Da fare:
1) Aggiorna il tratto dell'articolo sulle valanghe del 1885 che comincia con le parole contenenti "Sulle Alpi Piemontesi" e termina con "numero di decessi.", mettendo "tempesta di neve" al posto di "perturbazione nevosa".
2) Elenca tutti i gruppi montuosi colpiti dalle valanghe che compaiono nell'articolo sulle valanghe del 1885.
3) Riprendi l'articolo sulle valanghe del 1885 dal punto in cui si interrompe e proseguilo.

Piemonte
Il 18 gennaio 1885 le drammatiche valanghe di Frassino e Deveys fecero 107 vittime
In un giorno in Piemonte ci furono 95 valanghe che fecero 237 vittime. La ricostruzione di quegli eventi
TORINO – Il 18 gennaio 1885 fu una data indimenticabile per gli abitati delle valli piemontesi che furono colpiti da valanghe disastrose. In quel giorno, sull’arco alpino Piemontese, furono coinvolte 450 persone, 236 furono le vittime.
Sulle Alpi Piemontesi la drammatica perturbazione nevosa arrivò tra il 13 e 14 gennaio e durò fino al 18 gennaio 1885, ma i picchi massimi delle nevicate furono registrati gli ultimi due giorni: 17 e 18 gennaio 1885, quando furono segnati i maggior quantitativi di neve: 3-4 metri.
I gruppi montuosi piemontesi colpiti dalle valanghe disastrose furono le Alpi: Liguri, Marittime, Cozie e Graie, in particolare le Valli Varaita e Susa, dove furono registrati il numero di decessi.

Voci di elementi annotati:
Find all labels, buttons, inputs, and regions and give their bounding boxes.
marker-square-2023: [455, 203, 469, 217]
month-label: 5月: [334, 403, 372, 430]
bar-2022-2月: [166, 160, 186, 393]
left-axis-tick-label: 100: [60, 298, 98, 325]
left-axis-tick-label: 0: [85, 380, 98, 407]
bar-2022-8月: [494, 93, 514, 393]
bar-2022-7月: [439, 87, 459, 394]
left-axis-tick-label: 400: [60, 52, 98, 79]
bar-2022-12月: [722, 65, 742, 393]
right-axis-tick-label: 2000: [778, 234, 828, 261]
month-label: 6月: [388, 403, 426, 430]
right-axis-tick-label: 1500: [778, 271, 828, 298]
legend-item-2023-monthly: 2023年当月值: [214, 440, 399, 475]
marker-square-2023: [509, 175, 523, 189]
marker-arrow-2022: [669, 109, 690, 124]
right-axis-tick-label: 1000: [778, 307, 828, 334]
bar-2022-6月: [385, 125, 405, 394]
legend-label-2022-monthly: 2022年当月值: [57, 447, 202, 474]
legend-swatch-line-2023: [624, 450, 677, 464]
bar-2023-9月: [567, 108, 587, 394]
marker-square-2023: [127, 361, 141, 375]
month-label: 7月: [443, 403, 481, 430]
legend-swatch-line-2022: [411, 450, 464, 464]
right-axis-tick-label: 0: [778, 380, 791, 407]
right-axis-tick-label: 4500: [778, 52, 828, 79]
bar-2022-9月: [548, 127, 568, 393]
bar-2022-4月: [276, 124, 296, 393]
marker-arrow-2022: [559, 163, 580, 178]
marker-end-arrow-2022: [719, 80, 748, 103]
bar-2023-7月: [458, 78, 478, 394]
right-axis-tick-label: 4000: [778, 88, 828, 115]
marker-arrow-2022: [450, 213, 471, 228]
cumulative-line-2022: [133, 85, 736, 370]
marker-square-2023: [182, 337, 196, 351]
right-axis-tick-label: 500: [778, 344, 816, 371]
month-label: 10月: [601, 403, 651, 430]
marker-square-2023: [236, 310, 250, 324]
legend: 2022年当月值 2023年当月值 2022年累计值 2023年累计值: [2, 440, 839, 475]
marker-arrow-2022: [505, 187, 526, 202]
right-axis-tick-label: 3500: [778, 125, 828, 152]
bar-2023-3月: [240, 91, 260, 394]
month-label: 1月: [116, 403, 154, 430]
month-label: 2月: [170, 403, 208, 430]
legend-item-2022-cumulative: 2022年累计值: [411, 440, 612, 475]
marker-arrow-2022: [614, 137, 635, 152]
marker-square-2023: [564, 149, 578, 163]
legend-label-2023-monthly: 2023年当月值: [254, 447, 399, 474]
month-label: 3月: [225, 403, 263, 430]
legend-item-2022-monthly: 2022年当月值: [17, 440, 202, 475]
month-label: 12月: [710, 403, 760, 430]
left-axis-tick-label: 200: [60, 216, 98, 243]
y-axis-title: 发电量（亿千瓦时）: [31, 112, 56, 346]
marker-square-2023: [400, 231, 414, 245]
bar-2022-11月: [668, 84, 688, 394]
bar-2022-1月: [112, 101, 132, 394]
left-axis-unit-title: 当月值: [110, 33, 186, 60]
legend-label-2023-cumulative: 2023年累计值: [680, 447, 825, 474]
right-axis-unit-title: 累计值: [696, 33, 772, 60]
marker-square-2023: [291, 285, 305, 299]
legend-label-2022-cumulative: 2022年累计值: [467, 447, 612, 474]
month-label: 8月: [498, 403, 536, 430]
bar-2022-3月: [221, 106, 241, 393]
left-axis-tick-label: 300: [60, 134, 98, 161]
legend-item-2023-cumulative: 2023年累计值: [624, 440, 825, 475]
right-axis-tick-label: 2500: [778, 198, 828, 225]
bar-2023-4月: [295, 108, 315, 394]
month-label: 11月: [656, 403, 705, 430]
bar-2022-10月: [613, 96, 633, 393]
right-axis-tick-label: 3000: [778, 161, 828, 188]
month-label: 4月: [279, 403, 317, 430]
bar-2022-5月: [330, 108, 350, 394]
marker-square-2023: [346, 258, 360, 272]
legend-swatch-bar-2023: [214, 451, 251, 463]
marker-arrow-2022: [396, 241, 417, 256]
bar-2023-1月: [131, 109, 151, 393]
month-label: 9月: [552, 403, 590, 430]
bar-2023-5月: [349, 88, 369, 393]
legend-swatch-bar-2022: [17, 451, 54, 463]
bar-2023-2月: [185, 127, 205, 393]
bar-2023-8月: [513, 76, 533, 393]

Risultati:
1)
Sulle Alpi Piemontesi la drammatica tempesta di neve arrivò tra il 13 e 14 gennaio e durò fino al 18 gennaio 1885, ma i picchi massimi delle nevicate furono registrati gli ultimi due giorni: 17 e 18 gennaio 1885, quando furono segnati i maggior quantitativi di neve: 3-4 metri.
I gruppi montuosi piemontesi colpiti dalle valanghe disastrose furono le Alpi: Liguri, Marittime, Cozie e Graie, in particolare le Valli Varaita e Susa, dove furono registrati il numero di decessi.

2) Alpi Liguri, Alpi Marittime, Alpi Cozie, Alpi Graie

3)
Durante le nevicate i valligiani, in particolare donne e bambini, per paura di essere coinvolti dalle valanghe, si rifugiarono nelle cantine (luoghi considerati sicuri), ma non fu una buona soluzione in quanto vennero colpiti lo stesso da questi eventi catastrofici.
I primi soccorsi furono proprio ad opera dei valligiani scampati alla sciagura, che scavarono numerose gallerie e pozzi nella neve, pur di salvare più persone possibili. Successivamente arrivarono anche i soccorsi organizzati, composti da compagnie di Alpini, Carabinieri e tanti bravi uomini volenterosi che, a causa dell’emergenza, furono dispiegati ovunque con un unico obiettivo: salvare più persone possibili!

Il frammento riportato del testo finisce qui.